### Problem details
Reproduce the records. Keep every word exact and include no images.

### Data supplied
+ + + + +

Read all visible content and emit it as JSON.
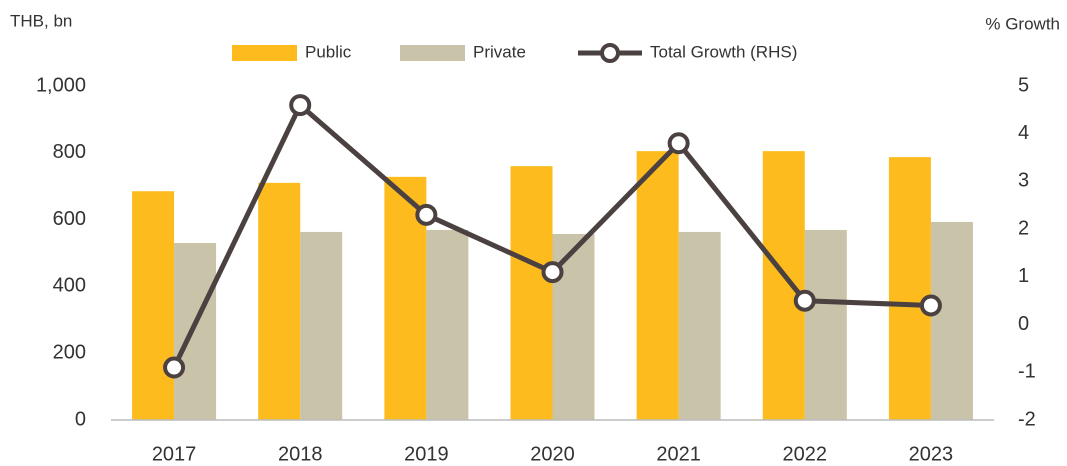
{
  "chart_data": {
    "type": "bar-line",
    "y_label": "THB, bn",
    "y2_label": "% Growth",
    "categories": [
      "2017",
      "2018",
      "2019",
      "2020",
      "2021",
      "2022",
      "2023"
    ],
    "series": [
      {
        "name": "Public",
        "color": "#FDBB1E",
        "type": "bar",
        "values": [
          685,
          710,
          728,
          760,
          805,
          805,
          787
        ]
      },
      {
        "name": "Private",
        "color": "#C9C3A9",
        "type": "bar",
        "values": [
          530,
          563,
          569,
          557,
          563,
          569,
          593
        ]
      },
      {
        "name": "Total Growth (RHS)",
        "color": "#4B4141",
        "type": "line",
        "axis": "y2",
        "values": [
          -0.9,
          4.6,
          2.3,
          1.1,
          3.8,
          0.5,
          0.4
        ]
      }
    ],
    "ylim": [
      0,
      1000
    ],
    "yticks": [
      0,
      200,
      400,
      600,
      800,
      {
        "value": 1000,
        "label": "1,000"
      }
    ],
    "y2lim": [
      -2,
      5
    ],
    "y2ticks": [
      -2,
      -1,
      0,
      1,
      2,
      3,
      4,
      5
    ],
    "legend": "top"
  }
}
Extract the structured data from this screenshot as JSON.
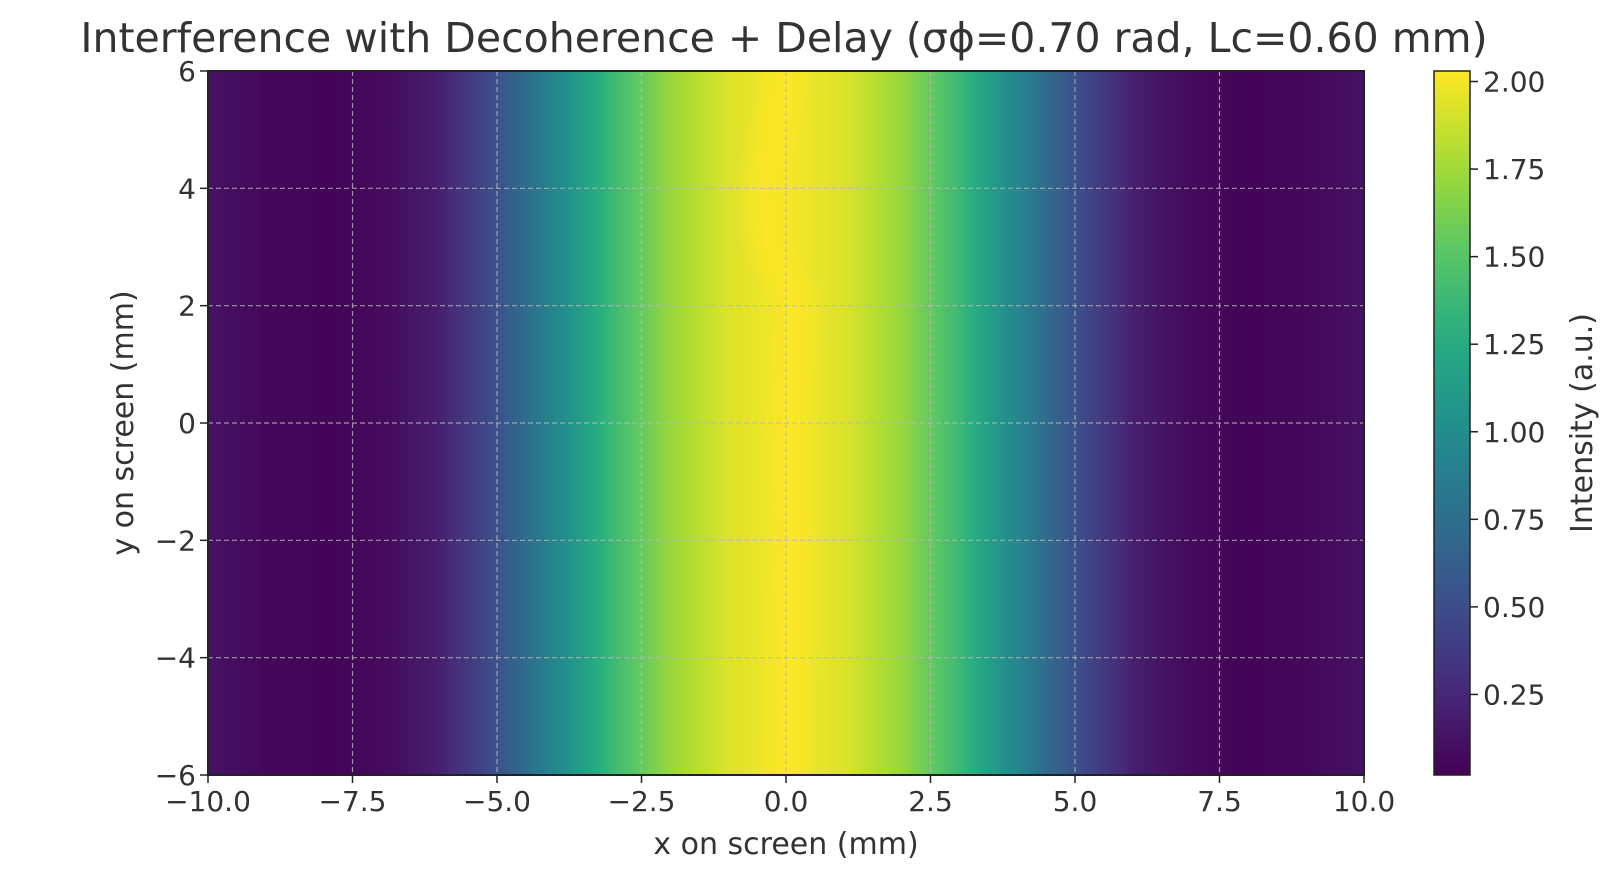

+ + + + +

### Response
Read all visible content and emit it as JSON.
{
  "chart_data": {
    "type": "bar-line",
    "y_label": "THB, bn",
    "y2_label": "% Growth",
    "categories": [
      "2017",
      "2018",
      "2019",
      "2020",
      "2021",
      "2022",
      "2023"
    ],
    "series": [
      {
        "name": "Public",
        "color": "#FDBB1E",
        "type": "bar",
        "values": [
          685,
          710,
          728,
          760,
          805,
          805,
          787
        ]
      },
      {
        "name": "Private",
        "color": "#C9C3A9",
        "type": "bar",
        "values": [
          530,
          563,
          569,
          557,
          563,
          569,
          593
        ]
      },
      {
        "name": "Total Growth (RHS)",
        "color": "#4B4141",
        "type": "line",
        "axis": "y2",
        "values": [
          -0.9,
          4.6,
          2.3,
          1.1,
          3.8,
          0.5,
          0.4
        ]
      }
    ],
    "ylim": [
      0,
      1000
    ],
    "yticks": [
      0,
      200,
      400,
      600,
      800,
      {
        "value": 1000,
        "label": "1,000"
      }
    ],
    "y2lim": [
      -2,
      5
    ],
    "y2ticks": [
      -2,
      -1,
      0,
      1,
      2,
      3,
      4,
      5
    ],
    "legend": "top"
  }
}
Extract the structured data from this screenshot as JSON.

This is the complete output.